### Required actions:
a: From the passage on Emanuel Zervakis below, extract the text starting at "Emanuel Zervakis (January" and ending at "with Ricky Rudd.".
b: Answer these questions using the passage on Emanuel Zervakis below.
(i) Which two NASCAR Grand National Series races did Zervakis win in 1961?
(ii) How many of his Busch Series wins as an owner came with Butch Lindley?
(iii) Where did he finish in his first race at Daytona Beach in 1956?

### Document passage:
______________________________

Emanuel Zervakis (January 23, 1930 – June 25, 2003) was a NASCAR driver and team owner. He won two NASCAR Grand National Series races in his career, both in 1961 (Greenville 200 and Yankee 500). He later went on to own a part-time Cup team and a successful Busch Series team, receiving five Busch wins as an owner, four with Butch Lindley and one with Ricky Rudd.

Career

Driver
He started in 83 NASCAR Cup races between 1956 and 1963 and finished in the top ten in points twice. He started his first race at Daytona Beach in 1956, finishing last in a field of 76 cars. He did not score a single top ten finish until 1960, but after that, he was in the top ten more than he was out. Zervakis was disqualified for his fuel tank being too large after winning at Wilson Speedway in 1960. He was the last winning driver to be disqualified from a race for 62 years. In 1961, he finished third in the point standings, only behind Ned Jarrett and Rex White.  He ran his last race in 1963.  He also made 6 starts in the now-defunct Convertible Series.

______________________________

### Recorded data:

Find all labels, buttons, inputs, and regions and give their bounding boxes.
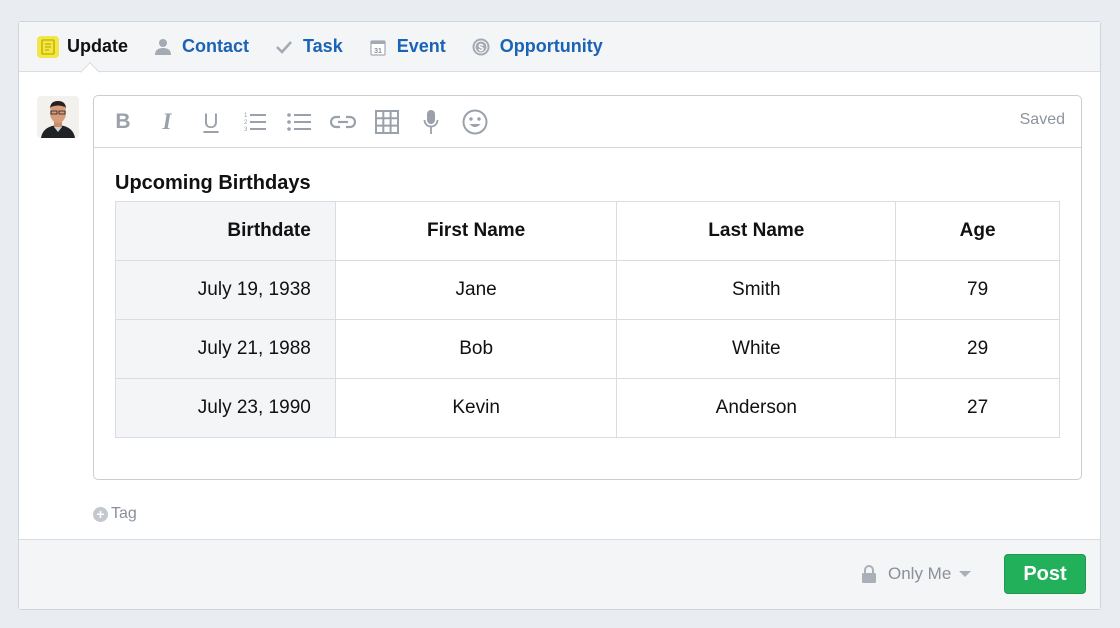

______________________________

### Written responses:
a:
Emanuel Zervakis (January 23, 1930 – June 25, 2003) was a NASCAR driver and team owner. He won two NASCAR Grand National Series races in his career, both in 1961 (Greenville 200 and Yankee 500). He later went on to own a part-time Cup team and a successful Busch Series team, receiving five Busch wins as an owner, four with Butch Lindley and one with Ricky Rudd.

b:
(i) The Greenville 200 and the Yankee 500.
(ii) Four.
(iii) Last, in a field of 76 cars.